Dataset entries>
|---|

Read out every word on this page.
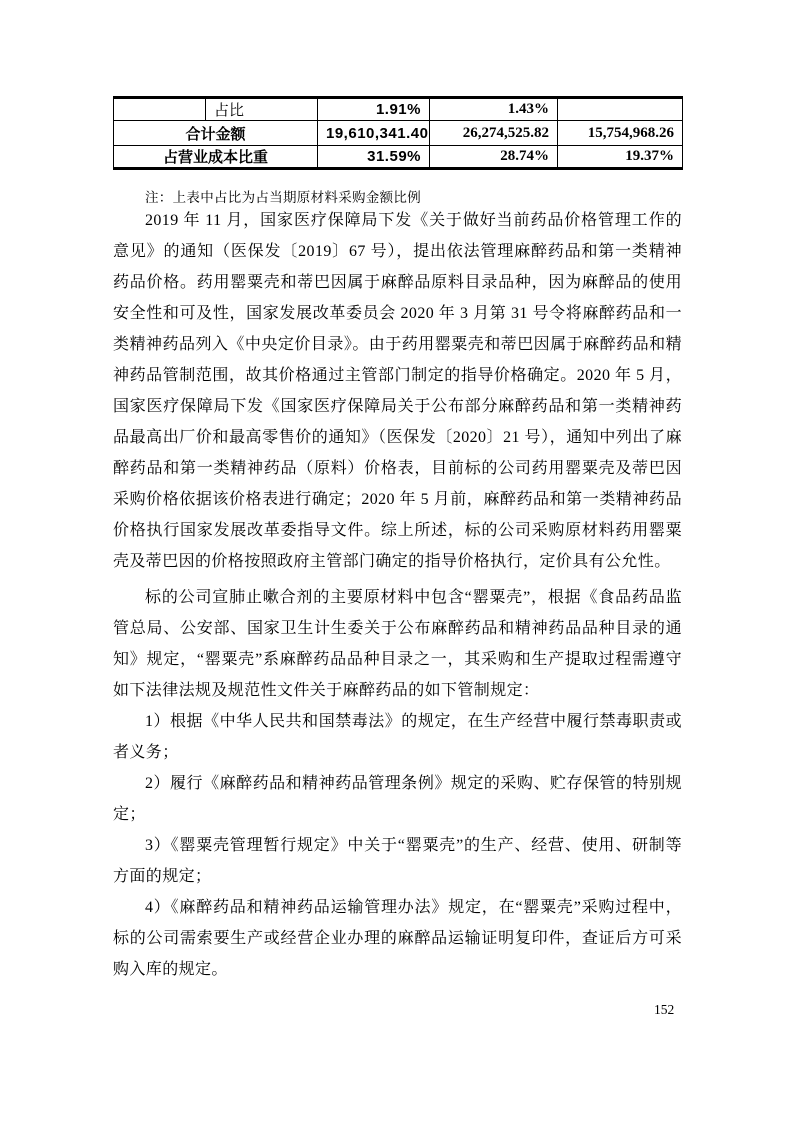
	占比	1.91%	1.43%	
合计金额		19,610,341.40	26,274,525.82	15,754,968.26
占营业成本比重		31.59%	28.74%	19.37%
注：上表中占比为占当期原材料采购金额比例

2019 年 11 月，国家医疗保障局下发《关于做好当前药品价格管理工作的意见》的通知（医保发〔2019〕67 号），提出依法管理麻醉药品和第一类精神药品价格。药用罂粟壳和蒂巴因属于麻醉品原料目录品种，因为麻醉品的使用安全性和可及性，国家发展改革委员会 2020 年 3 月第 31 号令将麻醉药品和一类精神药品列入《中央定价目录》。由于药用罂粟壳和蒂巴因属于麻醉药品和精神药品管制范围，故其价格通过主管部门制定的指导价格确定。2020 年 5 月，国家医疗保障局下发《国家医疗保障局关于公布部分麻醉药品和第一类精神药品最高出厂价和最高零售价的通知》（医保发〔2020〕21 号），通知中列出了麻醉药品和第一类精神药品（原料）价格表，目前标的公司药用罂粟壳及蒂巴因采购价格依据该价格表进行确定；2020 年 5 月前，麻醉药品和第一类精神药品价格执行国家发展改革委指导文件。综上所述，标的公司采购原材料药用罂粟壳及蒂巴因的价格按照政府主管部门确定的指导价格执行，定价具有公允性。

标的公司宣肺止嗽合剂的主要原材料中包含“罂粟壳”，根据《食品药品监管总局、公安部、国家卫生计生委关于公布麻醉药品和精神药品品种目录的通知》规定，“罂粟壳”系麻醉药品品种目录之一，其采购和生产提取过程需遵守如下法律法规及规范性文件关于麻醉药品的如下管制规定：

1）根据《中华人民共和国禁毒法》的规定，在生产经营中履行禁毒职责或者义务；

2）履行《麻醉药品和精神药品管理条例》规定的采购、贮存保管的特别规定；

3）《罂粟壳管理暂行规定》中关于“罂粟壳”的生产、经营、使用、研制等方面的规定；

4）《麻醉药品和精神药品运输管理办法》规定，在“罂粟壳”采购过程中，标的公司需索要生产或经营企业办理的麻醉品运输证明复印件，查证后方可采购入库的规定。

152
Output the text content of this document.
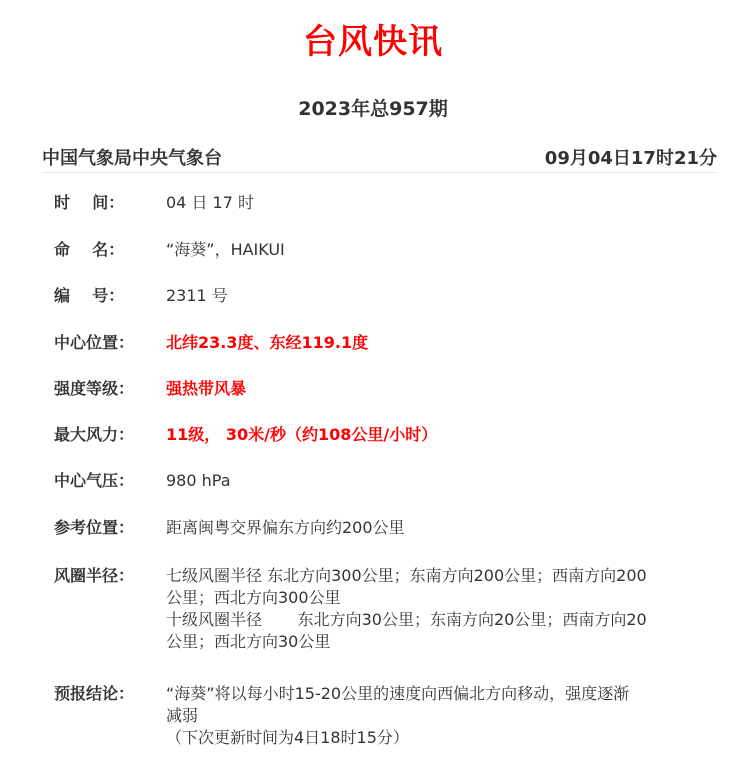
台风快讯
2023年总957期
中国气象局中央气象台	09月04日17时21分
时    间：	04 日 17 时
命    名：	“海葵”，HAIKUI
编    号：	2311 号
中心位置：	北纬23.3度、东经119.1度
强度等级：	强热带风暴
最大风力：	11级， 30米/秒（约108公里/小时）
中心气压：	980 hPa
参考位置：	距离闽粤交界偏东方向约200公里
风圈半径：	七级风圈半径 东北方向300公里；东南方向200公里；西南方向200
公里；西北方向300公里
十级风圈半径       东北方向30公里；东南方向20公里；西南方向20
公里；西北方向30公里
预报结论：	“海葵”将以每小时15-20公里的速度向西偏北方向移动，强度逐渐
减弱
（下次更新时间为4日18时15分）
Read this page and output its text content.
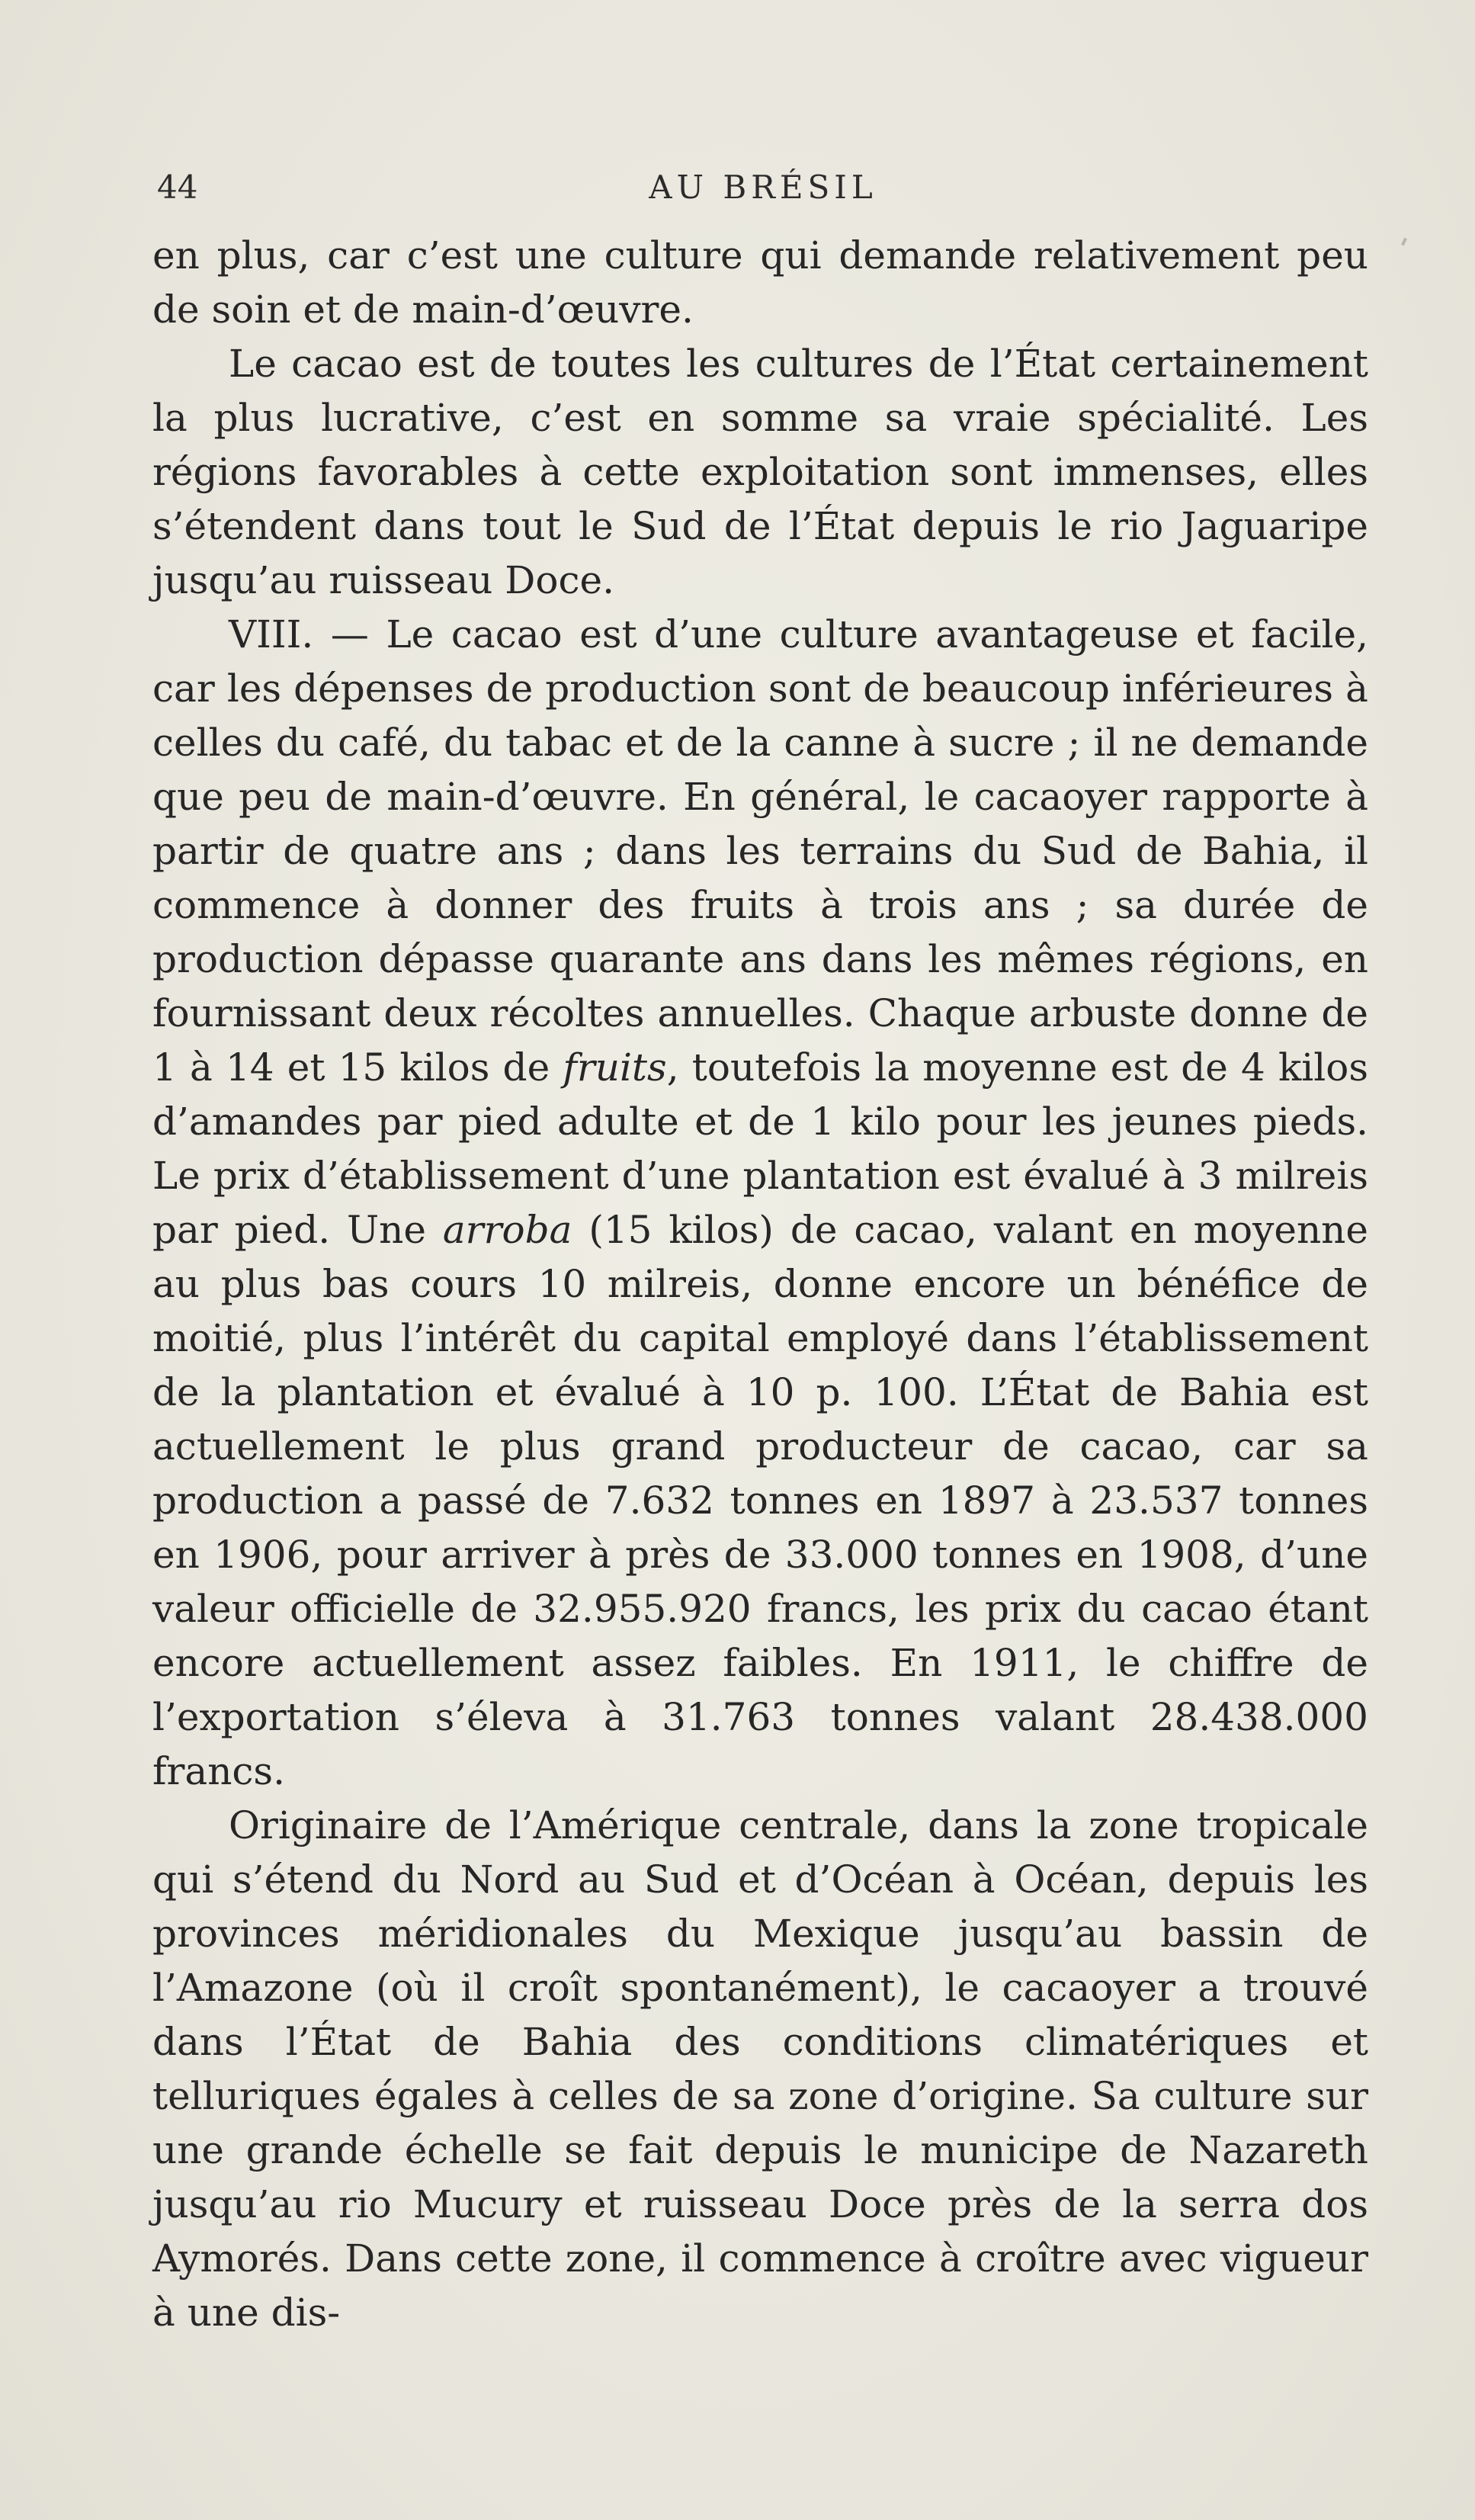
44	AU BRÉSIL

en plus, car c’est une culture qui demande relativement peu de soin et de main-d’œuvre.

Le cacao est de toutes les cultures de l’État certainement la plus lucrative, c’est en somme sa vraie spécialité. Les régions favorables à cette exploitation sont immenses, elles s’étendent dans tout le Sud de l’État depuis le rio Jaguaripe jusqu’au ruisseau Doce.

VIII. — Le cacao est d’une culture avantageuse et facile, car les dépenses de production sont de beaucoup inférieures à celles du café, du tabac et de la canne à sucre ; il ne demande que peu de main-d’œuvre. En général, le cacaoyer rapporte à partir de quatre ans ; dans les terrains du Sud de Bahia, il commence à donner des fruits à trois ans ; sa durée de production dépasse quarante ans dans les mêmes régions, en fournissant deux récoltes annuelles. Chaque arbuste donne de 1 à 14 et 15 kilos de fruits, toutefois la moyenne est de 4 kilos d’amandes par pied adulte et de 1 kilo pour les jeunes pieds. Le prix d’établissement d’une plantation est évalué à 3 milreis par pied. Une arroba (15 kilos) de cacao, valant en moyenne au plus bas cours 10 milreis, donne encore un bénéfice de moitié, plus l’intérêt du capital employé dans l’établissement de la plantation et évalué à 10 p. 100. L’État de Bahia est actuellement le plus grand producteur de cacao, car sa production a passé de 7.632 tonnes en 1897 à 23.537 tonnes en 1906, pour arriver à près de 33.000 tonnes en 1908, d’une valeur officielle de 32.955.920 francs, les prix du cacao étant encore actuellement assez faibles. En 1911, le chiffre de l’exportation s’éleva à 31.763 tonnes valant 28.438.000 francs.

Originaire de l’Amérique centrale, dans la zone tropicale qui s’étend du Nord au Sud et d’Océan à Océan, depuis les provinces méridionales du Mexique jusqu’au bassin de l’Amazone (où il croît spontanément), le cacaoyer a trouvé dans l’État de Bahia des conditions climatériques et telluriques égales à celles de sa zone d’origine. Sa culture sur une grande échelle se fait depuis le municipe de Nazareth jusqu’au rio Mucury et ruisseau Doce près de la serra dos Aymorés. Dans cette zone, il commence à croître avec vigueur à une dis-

|---|

The request> Each line that contains the word "text" counts toward the total; give only that total.

Task solution> 2